**Task details**.
Will you print the material below without altering a single character?

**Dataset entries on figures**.
• • •
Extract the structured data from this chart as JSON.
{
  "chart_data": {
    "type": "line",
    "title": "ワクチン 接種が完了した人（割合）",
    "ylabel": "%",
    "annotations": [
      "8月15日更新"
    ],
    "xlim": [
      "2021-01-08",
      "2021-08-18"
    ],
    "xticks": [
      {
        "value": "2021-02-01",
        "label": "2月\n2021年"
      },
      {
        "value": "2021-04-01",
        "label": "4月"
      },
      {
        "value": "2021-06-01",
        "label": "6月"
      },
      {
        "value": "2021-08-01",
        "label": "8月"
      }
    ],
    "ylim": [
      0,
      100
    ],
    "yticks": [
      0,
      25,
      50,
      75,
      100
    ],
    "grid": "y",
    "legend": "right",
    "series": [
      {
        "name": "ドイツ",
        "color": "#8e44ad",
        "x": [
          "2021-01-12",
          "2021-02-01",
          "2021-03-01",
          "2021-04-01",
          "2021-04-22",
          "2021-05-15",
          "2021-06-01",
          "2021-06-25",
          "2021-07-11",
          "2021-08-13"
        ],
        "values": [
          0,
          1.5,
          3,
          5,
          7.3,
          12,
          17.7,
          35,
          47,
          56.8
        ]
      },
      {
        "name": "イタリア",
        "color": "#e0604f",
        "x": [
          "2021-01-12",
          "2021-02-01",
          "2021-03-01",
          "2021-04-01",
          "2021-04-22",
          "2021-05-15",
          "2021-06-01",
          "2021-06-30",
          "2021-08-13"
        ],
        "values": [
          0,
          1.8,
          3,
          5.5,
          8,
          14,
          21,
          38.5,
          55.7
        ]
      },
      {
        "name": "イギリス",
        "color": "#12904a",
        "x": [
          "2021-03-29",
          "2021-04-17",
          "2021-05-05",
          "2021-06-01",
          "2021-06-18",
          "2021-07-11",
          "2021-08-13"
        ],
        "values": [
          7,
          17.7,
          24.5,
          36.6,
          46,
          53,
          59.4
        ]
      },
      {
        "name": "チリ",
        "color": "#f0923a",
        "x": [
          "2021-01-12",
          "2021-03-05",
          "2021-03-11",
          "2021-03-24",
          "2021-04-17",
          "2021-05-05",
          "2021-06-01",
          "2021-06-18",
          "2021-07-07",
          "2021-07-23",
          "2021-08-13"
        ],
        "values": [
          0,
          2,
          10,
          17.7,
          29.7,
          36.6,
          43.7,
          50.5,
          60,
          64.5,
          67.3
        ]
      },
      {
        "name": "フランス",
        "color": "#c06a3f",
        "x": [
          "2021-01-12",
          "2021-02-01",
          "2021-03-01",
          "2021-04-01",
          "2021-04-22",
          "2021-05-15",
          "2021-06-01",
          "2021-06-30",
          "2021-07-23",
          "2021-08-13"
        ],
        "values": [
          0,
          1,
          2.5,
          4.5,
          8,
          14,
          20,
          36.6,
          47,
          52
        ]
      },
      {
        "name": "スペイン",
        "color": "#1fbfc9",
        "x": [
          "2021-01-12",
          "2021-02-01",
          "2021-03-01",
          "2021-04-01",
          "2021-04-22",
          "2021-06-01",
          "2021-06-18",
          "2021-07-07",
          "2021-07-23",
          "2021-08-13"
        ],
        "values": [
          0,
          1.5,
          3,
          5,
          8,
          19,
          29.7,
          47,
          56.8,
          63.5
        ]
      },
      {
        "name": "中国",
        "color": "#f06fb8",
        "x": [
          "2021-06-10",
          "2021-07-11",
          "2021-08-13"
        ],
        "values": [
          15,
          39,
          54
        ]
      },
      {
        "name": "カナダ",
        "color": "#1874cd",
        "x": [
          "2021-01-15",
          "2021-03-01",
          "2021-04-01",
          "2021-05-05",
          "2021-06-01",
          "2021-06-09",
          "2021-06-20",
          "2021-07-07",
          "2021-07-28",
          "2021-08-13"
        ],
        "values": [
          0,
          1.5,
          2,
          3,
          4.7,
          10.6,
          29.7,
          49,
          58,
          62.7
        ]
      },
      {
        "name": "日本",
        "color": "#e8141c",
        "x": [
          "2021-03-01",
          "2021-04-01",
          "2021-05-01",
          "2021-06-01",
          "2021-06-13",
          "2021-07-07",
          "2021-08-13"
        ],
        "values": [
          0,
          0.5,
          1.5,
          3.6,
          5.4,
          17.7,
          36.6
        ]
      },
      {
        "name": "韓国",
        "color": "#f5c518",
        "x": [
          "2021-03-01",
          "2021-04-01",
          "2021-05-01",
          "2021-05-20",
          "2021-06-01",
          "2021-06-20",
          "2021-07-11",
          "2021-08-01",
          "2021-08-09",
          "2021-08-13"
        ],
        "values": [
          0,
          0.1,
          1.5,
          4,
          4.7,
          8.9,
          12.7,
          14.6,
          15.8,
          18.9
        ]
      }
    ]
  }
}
• • •
**Response**.
Extract the structured data from this chart as JSON.
{
  "chart_data": {
    "type": "line",
    "title": "ワクチン 接種が完了した人（割合）",
    "ylabel": "%",
    "annotations": [
      "8月15日更新"
    ],
    "xlim": [
      "2021-01-08",
      "2021-08-18"
    ],
    "xticks": [
      {
        "value": "2021-02-01",
        "label": "2月\n2021年"
      },
      {
        "value": "2021-04-01",
        "label": "4月"
      },
      {
        "value": "2021-06-01",
        "label": "6月"
      },
      {
        "value": "2021-08-01",
        "label": "8月"
      }
    ],
    "ylim": [
      0,
      100
    ],
    "yticks": [
      0,
      25,
      50,
      75,
      100
    ],
    "grid": "y",
    "legend": "right",
    "series": [
      {
        "name": "ドイツ",
        "color": "#8e44ad",
        "x": [
          "2021-01-12",
          "2021-02-01",
          "2021-03-01",
          "2021-04-01",
          "2021-04-22",
          "2021-05-15",
          "2021-06-01",
          "2021-06-25",
          "2021-07-11",
          "2021-08-13"
        ],
        "values": [
          0,
          1.5,
          3,
          5,
          7.3,
          12,
          17.7,
          35,
          47,
          56.8
        ]
      },
      {
        "name": "イタリア",
        "color": "#e0604f",
        "x": [
          "2021-01-12",
          "2021-02-01",
          "2021-03-01",
          "2021-04-01",
          "2021-04-22",
          "2021-05-15",
          "2021-06-01",
          "2021-06-30",
          "2021-08-13"
        ],
        "values": [
          0,
          1.8,
          3,
          5.5,
          8,
          14,
          21,
          38.5,
          55.7
        ]
      },
      {
        "name": "イギリス",
        "color": "#12904a",
        "x": [
          "2021-03-29",
          "2021-04-17",
          "2021-05-05",
          "2021-06-01",
          "2021-06-18",
          "2021-07-11",
          "2021-08-13"
        ],
        "values": [
          7,
          17.7,
          24.5,
          36.6,
          46,
          53,
          59.4
        ]
      },
      {
        "name": "チリ",
        "color": "#f0923a",
        "x": [
          "2021-01-12",
          "2021-03-05",
          "2021-03-11",
          "2021-03-24",
          "2021-04-17",
          "2021-05-05",
          "2021-06-01",
          "2021-06-18",
          "2021-07-07",
          "2021-07-23",
          "2021-08-13"
        ],
        "values": [
          0,
          2,
          10,
          17.7,
          29.7,
          36.6,
          43.7,
          50.5,
          60,
          64.5,
          67.3
        ]
      },
      {
        "name": "フランス",
        "color": "#c06a3f",
        "x": [
          "2021-01-12",
          "2021-02-01",
          "2021-03-01",
          "2021-04-01",
          "2021-04-22",
          "2021-05-15",
          "2021-06-01",
          "2021-06-30",
          "2021-07-23",
          "2021-08-13"
        ],
        "values": [
          0,
          1,
          2.5,
          4.5,
          8,
          14,
          20,
          36.6,
          47,
          52
        ]
      },
      {
        "name": "スペイン",
        "color": "#1fbfc9",
        "x": [
          "2021-01-12",
          "2021-02-01",
          "2021-03-01",
          "2021-04-01",
          "2021-04-22",
          "2021-06-01",
          "2021-06-18",
          "2021-07-07",
          "2021-07-23",
          "2021-08-13"
        ],
        "values": [
          0,
          1.5,
          3,
          5,
          8,
          19,
          29.7,
          47,
          56.8,
          63.5
        ]
      },
      {
        "name": "中国",
        "color": "#f06fb8",
        "x": [
          "2021-06-10",
          "2021-07-11",
          "2021-08-13"
        ],
        "values": [
          15,
          39,
          54
        ]
      },
      {
        "name": "カナダ",
        "color": "#1874cd",
        "x": [
          "2021-01-15",
          "2021-03-01",
          "2021-04-01",
          "2021-05-05",
          "2021-06-01",
          "2021-06-09",
          "2021-06-20",
          "2021-07-07",
          "2021-07-28",
          "2021-08-13"
        ],
        "values": [
          0,
          1.5,
          2,
          3,
          4.7,
          10.6,
          29.7,
          49,
          58,
          62.7
        ]
      },
      {
        "name": "日本",
        "color": "#e8141c",
        "x": [
          "2021-03-01",
          "2021-04-01",
          "2021-05-01",
          "2021-06-01",
          "2021-06-13",
          "2021-07-07",
          "2021-08-13"
        ],
        "values": [
          0,
          0.5,
          1.5,
          3.6,
          5.4,
          17.7,
          36.6
        ]
      },
      {
        "name": "韓国",
        "color": "#f5c518",
        "x": [
          "2021-03-01",
          "2021-04-01",
          "2021-05-01",
          "2021-05-20",
          "2021-06-01",
          "2021-06-20",
          "2021-07-11",
          "2021-08-01",
          "2021-08-09",
          "2021-08-13"
        ],
        "values": [
          0,
          0.1,
          1.5,
          4,
          4.7,
          8.9,
          12.7,
          14.6,
          15.8,
          18.9
        ]
      }
    ]
  }
}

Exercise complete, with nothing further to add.